▶ **Exercise brief**: Leave out the pictures and repeat every record exactly.

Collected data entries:
══════════
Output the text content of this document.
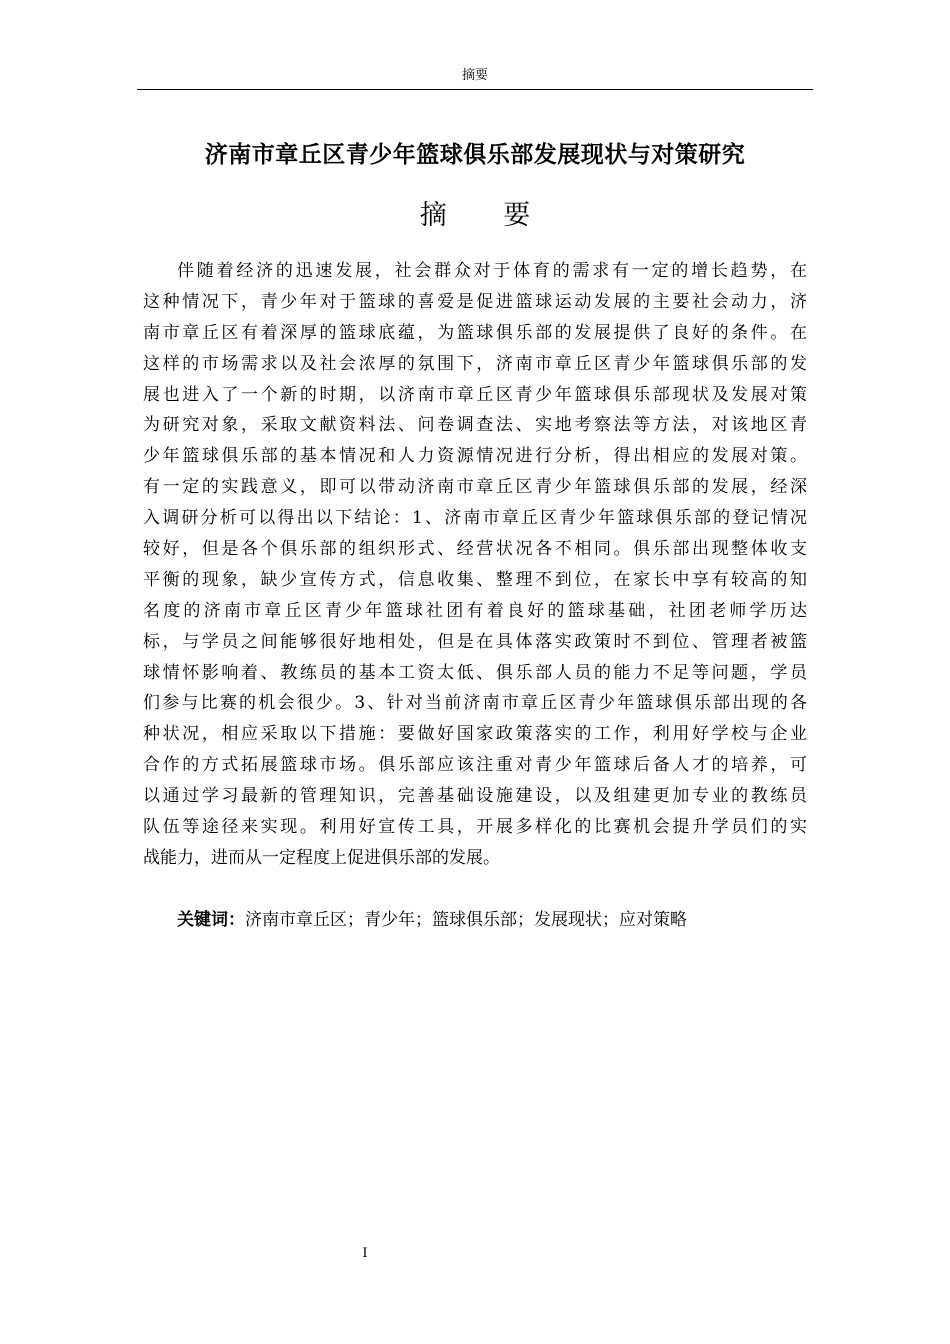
摘要
济南市章丘区青少年篮球俱乐部发展现状与对策研究
摘 要
伴随着经济的迅速发展，社会群众对于体育的需求有一定的增长趋势，在
这种情况下，青少年对于篮球的喜爱是促进篮球运动发展的主要社会动力，济
南市章丘区有着深厚的篮球底蕴，为篮球俱乐部的发展提供了良好的条件。在
这样的市场需求以及社会浓厚的氛围下，济南市章丘区青少年篮球俱乐部的发
展也进入了一个新的时期，以济南市章丘区青少年篮球俱乐部现状及发展对策
为研究对象，采取文献资料法、问卷调查法、实地考察法等方法，对该地区青
少年篮球俱乐部的基本情况和人力资源情况进行分析，得出相应的发展对策。
有一定的实践意义，即可以带动济南市章丘区青少年篮球俱乐部的发展，经深
入调研分析可以得出以下结论：1、济南市章丘区青少年篮球俱乐部的登记情况
较好，但是各个俱乐部的组织形式、经营状况各不相同。俱乐部出现整体收支
平衡的现象，缺少宣传方式，信息收集、整理不到位，在家长中享有较高的知
名度的济南市章丘区青少年篮球社团有着良好的篮球基础，社团老师学历达
标，与学员之间能够很好地相处，但是在具体落实政策时不到位、管理者被篮
球情怀影响着、教练员的基本工资太低、俱乐部人员的能力不足等问题，学员
们参与比赛的机会很少。3、针对当前济南市章丘区青少年篮球俱乐部出现的各
种状况，相应采取以下措施：要做好国家政策落实的工作，利用好学校与企业
合作的方式拓展篮球市场。俱乐部应该注重对青少年篮球后备人才的培养，可
以通过学习最新的管理知识，完善基础设施建设，以及组建更加专业的教练员
队伍等途径来实现。利用好宣传工具，开展多样化的比赛机会提升学员们的实
战能力，进而从一定程度上促进俱乐部的发展。
关键词：济南市章丘区；青少年；篮球俱乐部；发展现状；应对策略
I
══════════
▶ **Task response**:
Output the text content of this document.
摘要
济南市章丘区青少年篮球俱乐部发展现状与对策研究
摘 要
伴随着经济的迅速发展，社会群众对于体育的需求有一定的增长趋势，在
这种情况下，青少年对于篮球的喜爱是促进篮球运动发展的主要社会动力，济
南市章丘区有着深厚的篮球底蕴，为篮球俱乐部的发展提供了良好的条件。在
这样的市场需求以及社会浓厚的氛围下，济南市章丘区青少年篮球俱乐部的发
展也进入了一个新的时期，以济南市章丘区青少年篮球俱乐部现状及发展对策
为研究对象，采取文献资料法、问卷调查法、实地考察法等方法，对该地区青
少年篮球俱乐部的基本情况和人力资源情况进行分析，得出相应的发展对策。
有一定的实践意义，即可以带动济南市章丘区青少年篮球俱乐部的发展，经深
入调研分析可以得出以下结论：1、济南市章丘区青少年篮球俱乐部的登记情况
较好，但是各个俱乐部的组织形式、经营状况各不相同。俱乐部出现整体收支
平衡的现象，缺少宣传方式，信息收集、整理不到位，在家长中享有较高的知
名度的济南市章丘区青少年篮球社团有着良好的篮球基础，社团老师学历达
标，与学员之间能够很好地相处，但是在具体落实政策时不到位、管理者被篮
球情怀影响着、教练员的基本工资太低、俱乐部人员的能力不足等问题，学员
们参与比赛的机会很少。3、针对当前济南市章丘区青少年篮球俱乐部出现的各
种状况，相应采取以下措施：要做好国家政策落实的工作，利用好学校与企业
合作的方式拓展篮球市场。俱乐部应该注重对青少年篮球后备人才的培养，可
以通过学习最新的管理知识，完善基础设施建设，以及组建更加专业的教练员
队伍等途径来实现。利用好宣传工具，开展多样化的比赛机会提升学员们的实
战能力，进而从一定程度上促进俱乐部的发展。
关键词：济南市章丘区；青少年；篮球俱乐部；发展现状；应对策略
I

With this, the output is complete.